> 给定文章:
+--

[Spark调优]--TaskSetManager的有效Locality Levels

原文：https://www.jianshu.com/p/05034a9c8cae

基于spark-1.5.0测试

在Spark Application Web UI的 Stages tag 上，我们可以看到这个的表格，描述的是某个 stage 的 tasks 的一些信息，其中 Locality Level 一栏的值可以有 PROCESS_LOCAL、NODE_LOCAL、NO_PREF、RACK_LOCAL、ANY 几个值。这篇文章将从这几个值入手，从源码角度分析 TaskSetManager 的 Locality Levels

这几个值在图中代表 task 的计算节点和 task 的输入数据的节点位置关系

PROCESS_LOCAL: 数据在同一个 JVM 中，即同一个 executor 上。这是最佳数据 locality。

+--

> 记录信息:
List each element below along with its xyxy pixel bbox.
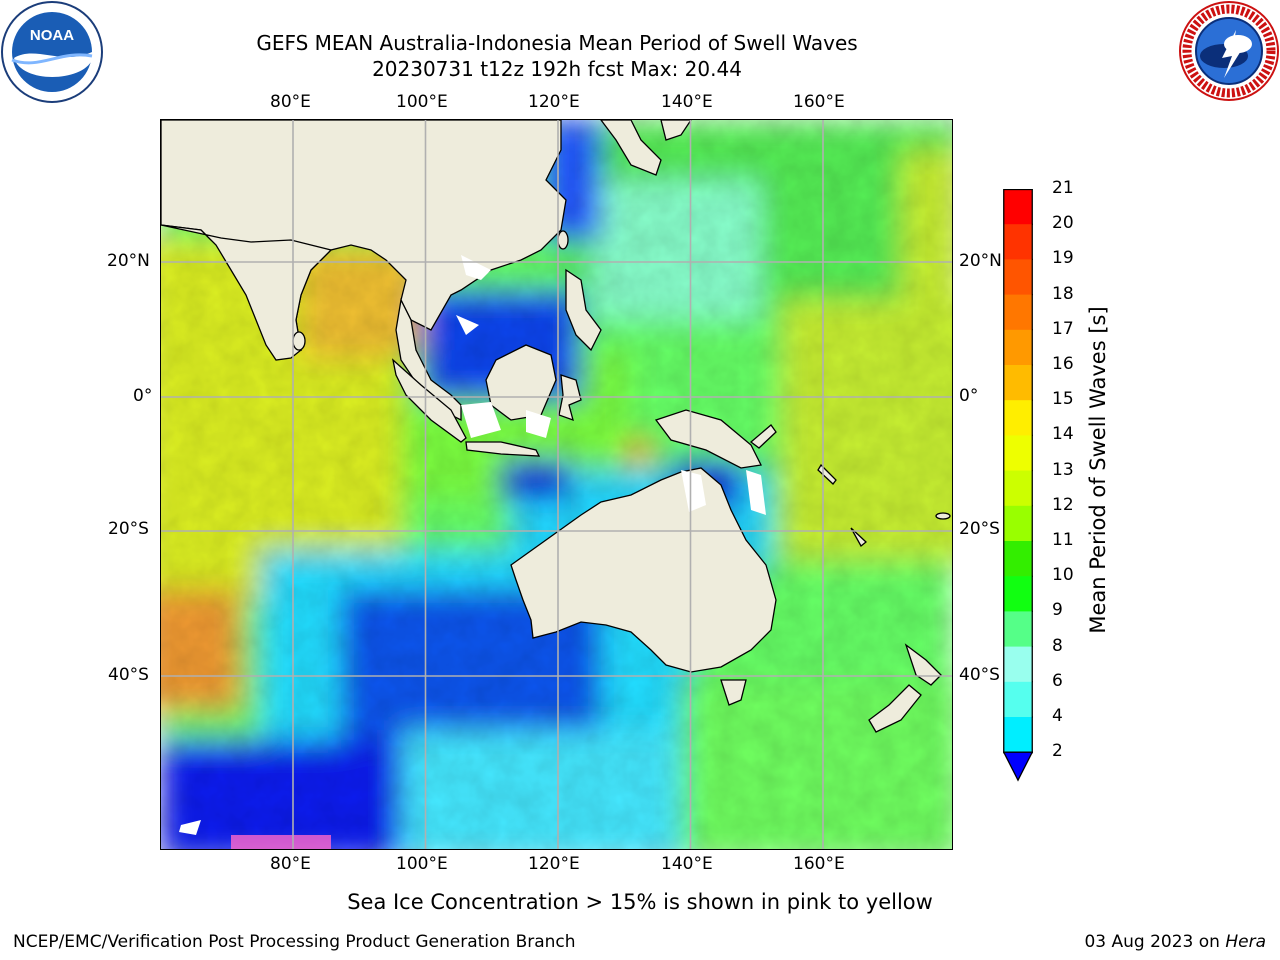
lon-tick-bottom-140e: 140°E [661, 854, 713, 874]
colorbar-tick-label: 9 [1052, 600, 1063, 621]
colorbar-segment [1003, 224, 1033, 260]
lat-tick-right-20n: 20°N [959, 251, 1002, 271]
sea-ice-note: Sea Ice Concentration > 15% is shown in … [0, 890, 1280, 914]
colorbar-segment [1003, 329, 1033, 366]
colorbar-segment [1003, 681, 1033, 718]
lon-tick-top-160e: 160°E [793, 92, 845, 112]
colorbar-segment [1003, 259, 1033, 296]
colorbar-tick-label: 20 [1052, 213, 1074, 234]
lat-tick-left-20s: 20°S [108, 519, 149, 539]
lat-tick-left-0: 0° [133, 386, 153, 406]
colorbar-tick-label: 6 [1052, 670, 1063, 691]
colorbar-tick-label: 21 [1052, 178, 1074, 198]
colorbar-tick-label: 19 [1052, 248, 1074, 269]
lon-tick-bottom-120e: 120°E [528, 854, 580, 874]
sea-ice-area [231, 835, 331, 849]
chart-title: GEFS MEAN Australia-Indonesia Mean Perio… [256, 31, 858, 55]
footer-date-text: 03 Aug 2023 on [1084, 932, 1226, 952]
colorbar-segment [1003, 646, 1033, 683]
colorbar-tick-label: 16 [1052, 354, 1074, 374]
colorbar-segment [1003, 717, 1033, 753]
lat-tick-right-40s: 40°S [959, 665, 1000, 685]
lat-tick-right-20s: 20°S [959, 519, 1000, 539]
colorbar-extend-arrow [1002, 751, 1034, 782]
colorbar-tick-label: 14 [1052, 424, 1074, 445]
land-masses [161, 120, 951, 733]
lon-tick-top-100e: 100°E [396, 92, 448, 112]
lon-tick-top-80e: 80°E [270, 92, 311, 112]
colorbar [1002, 188, 1034, 787]
footer-date: 03 Aug 2023 on Hera [1084, 932, 1266, 952]
colorbar-tick-label: 15 [1052, 389, 1074, 410]
swell-period-map [160, 119, 953, 850]
lon-tick-top-120e: 120°E [528, 92, 580, 112]
nws-logo [1178, 0, 1280, 102]
colorbar-segment [1003, 189, 1033, 225]
lon-tick-bottom-100e: 100°E [396, 854, 448, 874]
colorbar-tick-label: 18 [1052, 283, 1074, 304]
colorbar-segment [1003, 576, 1033, 612]
lat-tick-left-40s: 40°S [108, 665, 149, 685]
lon-tick-bottom-160e: 160°E [793, 854, 845, 874]
sea-ice-note-text: Sea Ice Concentration > 15% is shown in … [347, 890, 933, 914]
colorbar-segment [1003, 400, 1033, 436]
colorbar-tick-label: 13 [1052, 459, 1074, 480]
footer-credit: NCEP/EMC/Verification Post Processing Pr… [13, 932, 576, 952]
lat-tick-left-20n: 20°N [107, 251, 150, 271]
colorbar-segment [1003, 611, 1033, 648]
colorbar-tick-label: 12 [1052, 494, 1074, 515]
lat-tick-right-0: 0° [959, 386, 979, 406]
colorbar-tick-label: 10 [1052, 565, 1074, 586]
colorbar-tick-label: 17 [1052, 318, 1074, 339]
colorbar-segment [1003, 541, 1033, 577]
colorbar-segment [1003, 505, 1033, 542]
colorbar-segment [1003, 470, 1033, 507]
colorbar-segment [1003, 365, 1033, 401]
colorbar-title: Mean Period of Swell Waves [s] [1086, 306, 1110, 634]
colorbar-tick-label: 4 [1052, 706, 1063, 726]
noaa-logo-text: NOAA [30, 27, 74, 44]
footer-machine: Hera [1225, 932, 1266, 952]
lon-tick-top-140e: 140°E [661, 92, 713, 112]
graticule [161, 120, 952, 849]
lon-tick-bottom-80e: 80°E [270, 854, 311, 874]
colorbar-segment [1003, 294, 1033, 331]
colorbar-segment [1003, 435, 1033, 472]
colorbar-tick-label: 2 [1052, 741, 1063, 762]
chart-subtitle: 20230731 t12z 192h fcst Max: 20.44 [372, 57, 742, 81]
colorbar-tick-label: 11 [1052, 530, 1074, 550]
noaa-logo: NOAA [0, 0, 104, 104]
colorbar-tick-label: 8 [1052, 635, 1063, 656]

+--

> 任务要求:
把上面讲 Spark 本地性级别的文章中，从“基于spark-1.5.0测试”到“executor 上。这是最佳数据 locality。”这一段一字不改地抄下来。

> 本题回答:
基于spark-1.5.0测试

在Spark Application Web UI的 Stages tag 上，我们可以看到这个的表格，描述的是某个 stage 的 tasks 的一些信息，其中 Locality Level 一栏的值可以有 PROCESS_LOCAL、NODE_LOCAL、NO_PREF、RACK_LOCAL、ANY 几个值。这篇文章将从这几个值入手，从源码角度分析 TaskSetManager 的 Locality Levels

这几个值在图中代表 task 的计算节点和 task 的输入数据的节点位置关系

PROCESS_LOCAL: 数据在同一个 JVM 中，即同一个 executor 上。这是最佳数据 locality。